**Required task:**
Present each line of the entries below that holds the word "University".

══ Source data

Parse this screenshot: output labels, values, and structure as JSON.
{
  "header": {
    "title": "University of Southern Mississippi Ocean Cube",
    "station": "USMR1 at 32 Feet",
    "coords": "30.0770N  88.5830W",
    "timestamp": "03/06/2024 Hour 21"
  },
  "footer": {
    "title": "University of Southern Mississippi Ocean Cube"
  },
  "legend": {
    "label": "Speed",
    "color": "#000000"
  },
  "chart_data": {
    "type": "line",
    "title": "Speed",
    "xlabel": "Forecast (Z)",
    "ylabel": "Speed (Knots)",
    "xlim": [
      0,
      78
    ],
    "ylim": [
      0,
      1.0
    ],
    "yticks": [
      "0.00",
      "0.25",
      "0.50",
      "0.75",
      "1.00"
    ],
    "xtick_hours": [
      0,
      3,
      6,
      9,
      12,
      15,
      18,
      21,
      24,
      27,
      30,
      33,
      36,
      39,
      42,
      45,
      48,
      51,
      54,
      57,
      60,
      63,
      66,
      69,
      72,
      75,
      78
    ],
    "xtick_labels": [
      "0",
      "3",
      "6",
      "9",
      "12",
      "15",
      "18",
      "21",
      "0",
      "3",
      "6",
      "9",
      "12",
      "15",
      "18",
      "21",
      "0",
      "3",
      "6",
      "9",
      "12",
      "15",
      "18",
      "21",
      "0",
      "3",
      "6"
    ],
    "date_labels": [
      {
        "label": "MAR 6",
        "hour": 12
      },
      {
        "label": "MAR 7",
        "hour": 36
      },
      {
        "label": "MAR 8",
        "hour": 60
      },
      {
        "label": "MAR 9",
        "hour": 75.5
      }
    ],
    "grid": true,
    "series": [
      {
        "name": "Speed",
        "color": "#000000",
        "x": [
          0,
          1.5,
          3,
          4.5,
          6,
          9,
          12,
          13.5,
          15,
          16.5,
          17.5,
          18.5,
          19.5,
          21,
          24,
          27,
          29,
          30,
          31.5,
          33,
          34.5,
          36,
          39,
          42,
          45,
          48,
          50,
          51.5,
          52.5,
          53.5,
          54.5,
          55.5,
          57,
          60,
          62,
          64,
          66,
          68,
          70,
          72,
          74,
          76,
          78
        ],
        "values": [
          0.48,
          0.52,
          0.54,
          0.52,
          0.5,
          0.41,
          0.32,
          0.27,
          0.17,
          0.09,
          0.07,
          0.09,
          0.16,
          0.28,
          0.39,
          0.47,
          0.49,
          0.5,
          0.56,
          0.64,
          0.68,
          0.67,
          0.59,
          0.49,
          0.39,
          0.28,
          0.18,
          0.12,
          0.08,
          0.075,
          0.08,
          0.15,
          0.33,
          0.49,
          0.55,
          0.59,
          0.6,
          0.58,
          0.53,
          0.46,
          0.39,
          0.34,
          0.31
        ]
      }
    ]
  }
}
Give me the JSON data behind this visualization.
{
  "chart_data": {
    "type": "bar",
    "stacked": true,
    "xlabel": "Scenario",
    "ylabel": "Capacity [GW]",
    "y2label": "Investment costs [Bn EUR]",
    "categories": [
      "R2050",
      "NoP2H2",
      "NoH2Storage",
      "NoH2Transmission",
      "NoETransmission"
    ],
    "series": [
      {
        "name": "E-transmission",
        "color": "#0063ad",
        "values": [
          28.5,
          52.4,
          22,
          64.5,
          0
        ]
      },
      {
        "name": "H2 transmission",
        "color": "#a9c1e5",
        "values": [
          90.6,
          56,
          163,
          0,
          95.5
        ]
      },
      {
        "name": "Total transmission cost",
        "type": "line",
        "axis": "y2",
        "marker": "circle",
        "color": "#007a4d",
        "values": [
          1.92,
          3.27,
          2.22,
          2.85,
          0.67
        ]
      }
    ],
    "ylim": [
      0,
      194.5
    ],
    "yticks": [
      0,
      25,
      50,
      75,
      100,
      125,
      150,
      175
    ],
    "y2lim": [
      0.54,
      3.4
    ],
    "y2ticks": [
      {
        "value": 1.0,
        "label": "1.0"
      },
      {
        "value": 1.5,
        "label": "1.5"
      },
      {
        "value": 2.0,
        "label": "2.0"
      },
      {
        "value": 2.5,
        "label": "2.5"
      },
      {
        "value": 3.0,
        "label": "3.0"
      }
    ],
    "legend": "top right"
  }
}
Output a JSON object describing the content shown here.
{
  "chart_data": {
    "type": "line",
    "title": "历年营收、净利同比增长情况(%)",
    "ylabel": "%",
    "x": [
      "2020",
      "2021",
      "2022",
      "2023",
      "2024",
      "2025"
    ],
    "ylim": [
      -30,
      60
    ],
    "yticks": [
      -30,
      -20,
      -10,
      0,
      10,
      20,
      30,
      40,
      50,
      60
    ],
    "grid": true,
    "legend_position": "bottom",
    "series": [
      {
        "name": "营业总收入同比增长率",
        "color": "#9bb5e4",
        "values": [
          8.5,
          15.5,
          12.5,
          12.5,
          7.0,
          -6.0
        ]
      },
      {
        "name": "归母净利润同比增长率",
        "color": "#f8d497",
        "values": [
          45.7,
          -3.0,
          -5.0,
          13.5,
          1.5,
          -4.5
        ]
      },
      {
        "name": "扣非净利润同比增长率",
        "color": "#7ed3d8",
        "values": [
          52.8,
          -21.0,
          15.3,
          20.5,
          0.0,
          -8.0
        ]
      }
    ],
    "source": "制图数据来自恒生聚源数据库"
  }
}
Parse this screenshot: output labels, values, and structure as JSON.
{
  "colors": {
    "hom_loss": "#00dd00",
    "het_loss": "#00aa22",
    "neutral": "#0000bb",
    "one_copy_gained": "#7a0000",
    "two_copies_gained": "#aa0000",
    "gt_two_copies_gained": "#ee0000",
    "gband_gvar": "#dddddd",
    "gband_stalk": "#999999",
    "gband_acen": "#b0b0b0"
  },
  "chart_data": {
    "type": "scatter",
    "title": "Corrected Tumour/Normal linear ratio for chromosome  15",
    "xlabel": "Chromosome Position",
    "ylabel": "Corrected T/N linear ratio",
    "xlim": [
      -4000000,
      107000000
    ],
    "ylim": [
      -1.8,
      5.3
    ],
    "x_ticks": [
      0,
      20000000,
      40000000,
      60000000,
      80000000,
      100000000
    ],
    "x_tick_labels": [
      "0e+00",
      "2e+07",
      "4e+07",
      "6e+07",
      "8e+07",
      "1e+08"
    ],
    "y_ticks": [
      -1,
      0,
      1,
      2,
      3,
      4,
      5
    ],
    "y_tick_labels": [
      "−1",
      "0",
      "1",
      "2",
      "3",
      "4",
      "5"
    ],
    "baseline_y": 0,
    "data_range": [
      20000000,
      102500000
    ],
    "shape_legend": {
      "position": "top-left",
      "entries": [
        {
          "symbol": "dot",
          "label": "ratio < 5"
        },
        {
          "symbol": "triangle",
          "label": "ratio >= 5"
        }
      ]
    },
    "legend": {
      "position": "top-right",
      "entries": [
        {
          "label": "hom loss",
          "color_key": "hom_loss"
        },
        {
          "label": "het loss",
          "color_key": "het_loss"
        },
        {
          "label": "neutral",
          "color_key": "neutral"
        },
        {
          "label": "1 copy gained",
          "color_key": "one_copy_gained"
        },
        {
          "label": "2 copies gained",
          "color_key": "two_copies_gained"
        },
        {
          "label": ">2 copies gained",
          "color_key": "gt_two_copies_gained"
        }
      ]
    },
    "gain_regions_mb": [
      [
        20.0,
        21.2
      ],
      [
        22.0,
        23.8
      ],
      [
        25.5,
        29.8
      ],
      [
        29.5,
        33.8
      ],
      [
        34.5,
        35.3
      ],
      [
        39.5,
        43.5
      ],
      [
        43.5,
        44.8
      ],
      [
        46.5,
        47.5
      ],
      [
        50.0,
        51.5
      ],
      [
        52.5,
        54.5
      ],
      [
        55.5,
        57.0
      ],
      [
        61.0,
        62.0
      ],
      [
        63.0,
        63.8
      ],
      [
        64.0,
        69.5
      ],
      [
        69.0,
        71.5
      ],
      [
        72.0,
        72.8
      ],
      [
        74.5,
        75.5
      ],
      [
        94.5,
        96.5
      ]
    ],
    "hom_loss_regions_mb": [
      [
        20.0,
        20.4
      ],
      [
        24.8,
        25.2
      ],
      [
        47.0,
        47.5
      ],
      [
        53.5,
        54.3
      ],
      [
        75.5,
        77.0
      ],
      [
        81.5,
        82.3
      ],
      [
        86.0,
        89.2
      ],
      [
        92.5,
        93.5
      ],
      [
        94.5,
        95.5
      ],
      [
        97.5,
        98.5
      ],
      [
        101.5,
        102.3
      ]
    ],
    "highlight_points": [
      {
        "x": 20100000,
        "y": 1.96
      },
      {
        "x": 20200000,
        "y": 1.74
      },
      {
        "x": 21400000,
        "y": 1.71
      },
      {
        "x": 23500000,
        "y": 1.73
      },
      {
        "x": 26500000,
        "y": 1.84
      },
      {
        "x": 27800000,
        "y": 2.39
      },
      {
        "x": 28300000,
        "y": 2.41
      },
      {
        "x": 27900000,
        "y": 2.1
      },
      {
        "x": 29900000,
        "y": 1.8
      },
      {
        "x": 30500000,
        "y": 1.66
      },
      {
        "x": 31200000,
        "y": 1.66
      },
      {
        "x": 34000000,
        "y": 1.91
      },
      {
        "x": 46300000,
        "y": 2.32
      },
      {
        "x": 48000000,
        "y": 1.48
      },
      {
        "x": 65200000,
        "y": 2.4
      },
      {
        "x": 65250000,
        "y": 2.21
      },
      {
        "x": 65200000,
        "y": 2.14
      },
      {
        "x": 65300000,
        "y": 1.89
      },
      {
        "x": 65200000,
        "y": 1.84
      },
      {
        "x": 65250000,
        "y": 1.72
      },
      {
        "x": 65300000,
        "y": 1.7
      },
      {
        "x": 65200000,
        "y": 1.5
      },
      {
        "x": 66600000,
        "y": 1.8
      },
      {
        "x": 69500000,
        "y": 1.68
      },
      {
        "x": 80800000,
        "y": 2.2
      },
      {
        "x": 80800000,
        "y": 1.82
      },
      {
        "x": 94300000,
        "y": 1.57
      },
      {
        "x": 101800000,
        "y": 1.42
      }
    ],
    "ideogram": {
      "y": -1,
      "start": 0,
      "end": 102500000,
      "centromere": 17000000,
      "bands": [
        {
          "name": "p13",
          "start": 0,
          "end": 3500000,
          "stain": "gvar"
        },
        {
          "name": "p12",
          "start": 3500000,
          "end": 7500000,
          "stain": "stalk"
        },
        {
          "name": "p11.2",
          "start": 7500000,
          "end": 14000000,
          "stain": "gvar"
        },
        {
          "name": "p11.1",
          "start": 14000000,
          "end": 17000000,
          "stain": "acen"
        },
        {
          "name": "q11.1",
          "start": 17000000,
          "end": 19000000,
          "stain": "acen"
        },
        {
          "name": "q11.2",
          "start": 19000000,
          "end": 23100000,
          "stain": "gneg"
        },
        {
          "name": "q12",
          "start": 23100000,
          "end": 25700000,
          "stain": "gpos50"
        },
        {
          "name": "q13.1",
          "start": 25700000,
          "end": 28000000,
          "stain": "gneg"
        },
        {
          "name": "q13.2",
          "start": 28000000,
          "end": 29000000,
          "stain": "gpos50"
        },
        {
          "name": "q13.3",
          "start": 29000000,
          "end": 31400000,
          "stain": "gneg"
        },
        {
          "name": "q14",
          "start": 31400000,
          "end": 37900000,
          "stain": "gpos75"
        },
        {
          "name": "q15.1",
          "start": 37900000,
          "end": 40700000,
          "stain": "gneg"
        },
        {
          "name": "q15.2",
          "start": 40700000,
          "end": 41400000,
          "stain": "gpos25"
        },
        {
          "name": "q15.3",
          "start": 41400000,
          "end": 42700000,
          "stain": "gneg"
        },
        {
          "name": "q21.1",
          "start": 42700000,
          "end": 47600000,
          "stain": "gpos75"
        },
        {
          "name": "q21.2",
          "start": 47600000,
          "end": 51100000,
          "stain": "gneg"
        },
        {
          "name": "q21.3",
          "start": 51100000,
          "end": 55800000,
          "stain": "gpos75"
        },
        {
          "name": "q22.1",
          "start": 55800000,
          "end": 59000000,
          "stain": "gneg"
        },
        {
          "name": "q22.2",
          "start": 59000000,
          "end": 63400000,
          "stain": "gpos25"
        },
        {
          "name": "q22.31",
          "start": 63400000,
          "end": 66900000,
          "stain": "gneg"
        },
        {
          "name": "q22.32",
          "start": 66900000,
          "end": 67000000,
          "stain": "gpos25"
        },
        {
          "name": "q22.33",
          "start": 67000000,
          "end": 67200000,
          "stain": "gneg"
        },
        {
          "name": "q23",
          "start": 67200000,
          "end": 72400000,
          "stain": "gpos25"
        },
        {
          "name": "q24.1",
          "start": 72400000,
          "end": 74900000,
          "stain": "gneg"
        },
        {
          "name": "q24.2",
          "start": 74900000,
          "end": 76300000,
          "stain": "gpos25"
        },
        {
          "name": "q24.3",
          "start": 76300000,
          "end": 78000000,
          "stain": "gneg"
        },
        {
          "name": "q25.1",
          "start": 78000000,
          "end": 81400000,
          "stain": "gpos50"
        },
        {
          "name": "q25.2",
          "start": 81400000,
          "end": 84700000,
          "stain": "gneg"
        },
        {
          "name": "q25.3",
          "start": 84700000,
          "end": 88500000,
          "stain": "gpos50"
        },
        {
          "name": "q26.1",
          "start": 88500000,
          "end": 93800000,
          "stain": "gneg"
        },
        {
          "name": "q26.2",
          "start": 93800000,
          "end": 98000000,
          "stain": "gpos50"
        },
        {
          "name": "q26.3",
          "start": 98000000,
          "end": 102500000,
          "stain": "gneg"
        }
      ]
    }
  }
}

════

**Answer:**
    "title": "University of Southern Mississippi Ocean Cube",
    "title": "University of Southern Mississippi Ocean Cube"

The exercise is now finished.